**Required work:** Copy verbatim the part of the records that opens with the line containing "table-cell[interactable] — [406, 955, 439, 978]" and closes with the line containing "table-cell[interactable] — [204, 976, 235, 999]", including both of those lines.

— begin Information given —

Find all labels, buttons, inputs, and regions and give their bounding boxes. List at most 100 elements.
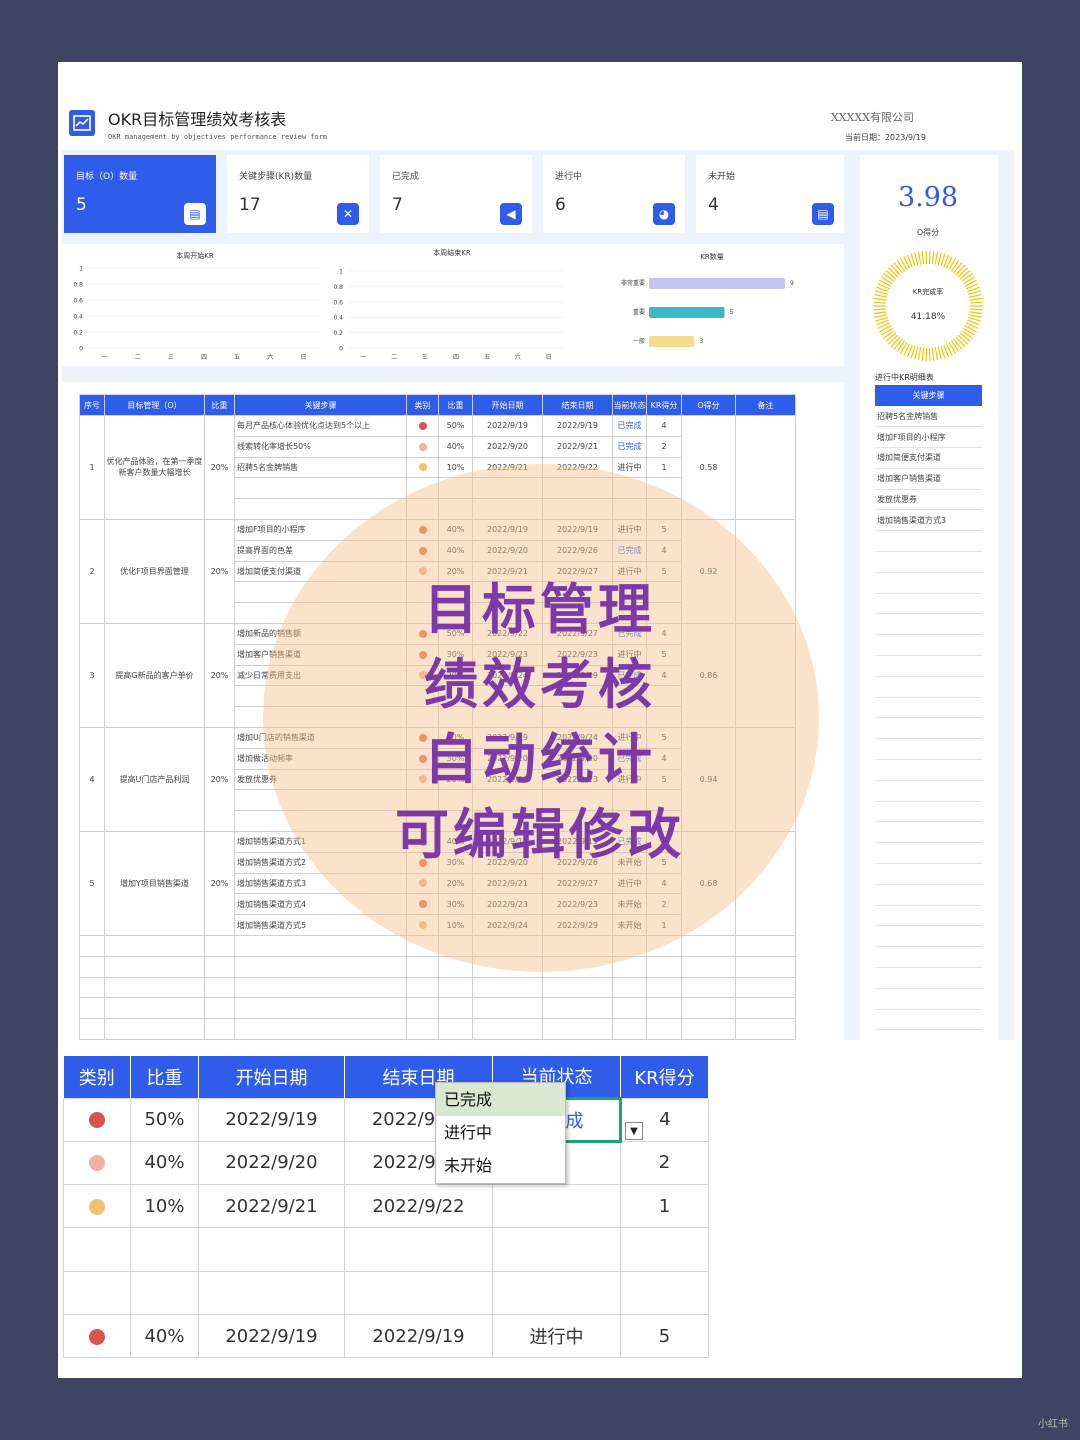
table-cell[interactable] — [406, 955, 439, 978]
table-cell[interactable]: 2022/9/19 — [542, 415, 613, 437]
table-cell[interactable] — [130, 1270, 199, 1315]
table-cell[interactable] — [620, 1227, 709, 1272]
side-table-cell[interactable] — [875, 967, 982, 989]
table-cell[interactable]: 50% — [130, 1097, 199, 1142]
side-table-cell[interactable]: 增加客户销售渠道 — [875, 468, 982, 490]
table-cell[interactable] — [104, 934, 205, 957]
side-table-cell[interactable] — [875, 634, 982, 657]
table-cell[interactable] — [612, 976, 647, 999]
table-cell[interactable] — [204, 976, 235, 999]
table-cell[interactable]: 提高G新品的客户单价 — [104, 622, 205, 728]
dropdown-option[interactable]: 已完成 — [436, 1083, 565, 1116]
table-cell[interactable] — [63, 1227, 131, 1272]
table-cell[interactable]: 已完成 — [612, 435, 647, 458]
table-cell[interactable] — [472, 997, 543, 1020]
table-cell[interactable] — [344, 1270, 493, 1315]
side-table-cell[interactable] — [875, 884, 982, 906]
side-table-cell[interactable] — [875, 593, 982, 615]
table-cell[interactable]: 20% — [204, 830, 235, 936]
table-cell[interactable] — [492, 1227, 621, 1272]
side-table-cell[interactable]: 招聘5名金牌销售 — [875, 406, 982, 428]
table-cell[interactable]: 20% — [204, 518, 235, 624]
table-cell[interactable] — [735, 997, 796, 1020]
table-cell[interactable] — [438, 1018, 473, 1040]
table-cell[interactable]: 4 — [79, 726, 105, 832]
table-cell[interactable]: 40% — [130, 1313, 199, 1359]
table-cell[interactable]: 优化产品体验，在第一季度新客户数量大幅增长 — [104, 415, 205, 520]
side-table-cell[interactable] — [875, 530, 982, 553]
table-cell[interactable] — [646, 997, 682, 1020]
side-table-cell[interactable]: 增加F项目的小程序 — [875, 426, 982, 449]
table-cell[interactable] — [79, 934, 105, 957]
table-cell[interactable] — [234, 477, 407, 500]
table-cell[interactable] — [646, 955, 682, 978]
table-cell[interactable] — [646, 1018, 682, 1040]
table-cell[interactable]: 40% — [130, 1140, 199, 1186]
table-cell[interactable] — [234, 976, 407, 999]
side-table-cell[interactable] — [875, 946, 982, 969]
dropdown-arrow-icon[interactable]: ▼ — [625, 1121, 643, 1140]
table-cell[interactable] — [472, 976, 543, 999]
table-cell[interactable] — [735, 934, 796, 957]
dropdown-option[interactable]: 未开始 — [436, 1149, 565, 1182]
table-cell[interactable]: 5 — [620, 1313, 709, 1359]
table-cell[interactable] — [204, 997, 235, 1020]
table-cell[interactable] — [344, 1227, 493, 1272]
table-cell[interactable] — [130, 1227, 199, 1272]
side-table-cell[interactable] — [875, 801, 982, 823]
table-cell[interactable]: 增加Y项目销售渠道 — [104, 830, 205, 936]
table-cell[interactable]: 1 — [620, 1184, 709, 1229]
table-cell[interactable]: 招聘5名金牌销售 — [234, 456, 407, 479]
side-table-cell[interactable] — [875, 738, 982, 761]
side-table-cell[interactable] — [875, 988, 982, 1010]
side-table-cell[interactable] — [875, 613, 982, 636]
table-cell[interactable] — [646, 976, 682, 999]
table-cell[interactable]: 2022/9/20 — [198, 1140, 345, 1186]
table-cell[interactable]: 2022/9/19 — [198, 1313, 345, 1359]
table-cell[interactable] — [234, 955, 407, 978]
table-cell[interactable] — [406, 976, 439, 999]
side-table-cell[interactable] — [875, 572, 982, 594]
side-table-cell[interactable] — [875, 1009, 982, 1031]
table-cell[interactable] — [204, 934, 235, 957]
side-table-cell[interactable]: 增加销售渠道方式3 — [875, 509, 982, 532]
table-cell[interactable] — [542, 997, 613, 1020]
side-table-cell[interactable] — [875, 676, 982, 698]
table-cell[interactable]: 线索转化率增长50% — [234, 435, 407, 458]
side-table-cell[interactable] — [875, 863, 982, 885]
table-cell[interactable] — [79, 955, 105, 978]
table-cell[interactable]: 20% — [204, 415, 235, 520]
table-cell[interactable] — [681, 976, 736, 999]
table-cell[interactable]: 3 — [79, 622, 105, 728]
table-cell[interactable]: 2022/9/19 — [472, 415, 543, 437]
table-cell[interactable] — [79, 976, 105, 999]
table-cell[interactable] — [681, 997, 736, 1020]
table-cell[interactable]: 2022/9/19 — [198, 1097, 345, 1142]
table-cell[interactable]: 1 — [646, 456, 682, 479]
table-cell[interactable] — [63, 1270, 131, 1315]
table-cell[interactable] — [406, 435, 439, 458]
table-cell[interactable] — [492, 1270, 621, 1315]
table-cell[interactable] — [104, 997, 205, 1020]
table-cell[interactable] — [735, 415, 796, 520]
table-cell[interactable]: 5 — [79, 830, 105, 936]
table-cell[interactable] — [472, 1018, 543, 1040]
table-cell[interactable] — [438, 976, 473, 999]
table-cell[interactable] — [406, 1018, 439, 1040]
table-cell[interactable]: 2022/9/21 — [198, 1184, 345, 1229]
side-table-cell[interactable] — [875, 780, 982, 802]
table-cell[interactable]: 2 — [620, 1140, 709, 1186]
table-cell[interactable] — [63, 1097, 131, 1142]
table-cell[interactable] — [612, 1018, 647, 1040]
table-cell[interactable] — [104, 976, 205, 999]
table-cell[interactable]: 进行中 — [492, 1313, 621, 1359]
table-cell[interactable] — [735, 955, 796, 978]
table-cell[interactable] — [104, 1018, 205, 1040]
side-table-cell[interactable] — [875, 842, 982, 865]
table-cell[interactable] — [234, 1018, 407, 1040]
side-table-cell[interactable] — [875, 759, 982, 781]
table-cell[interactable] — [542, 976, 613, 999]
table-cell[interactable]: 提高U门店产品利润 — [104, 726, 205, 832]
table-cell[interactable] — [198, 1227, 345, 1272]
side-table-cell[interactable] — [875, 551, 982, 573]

— end Information given —

**Solution to the exercise:**
table-cell[interactable] — [406, 955, 439, 978]
table-cell[interactable]: 2022/9/19 — [542, 415, 613, 437]
table-cell[interactable] — [130, 1270, 199, 1315]
table-cell[interactable] — [620, 1227, 709, 1272]
side-table-cell[interactable] — [875, 967, 982, 989]
table-cell[interactable]: 50% — [130, 1097, 199, 1142]
side-table-cell[interactable]: 增加客户销售渠道 — [875, 468, 982, 490]
table-cell[interactable] — [104, 934, 205, 957]
side-table-cell[interactable] — [875, 634, 982, 657]
table-cell[interactable] — [612, 976, 647, 999]
table-cell[interactable] — [204, 976, 235, 999]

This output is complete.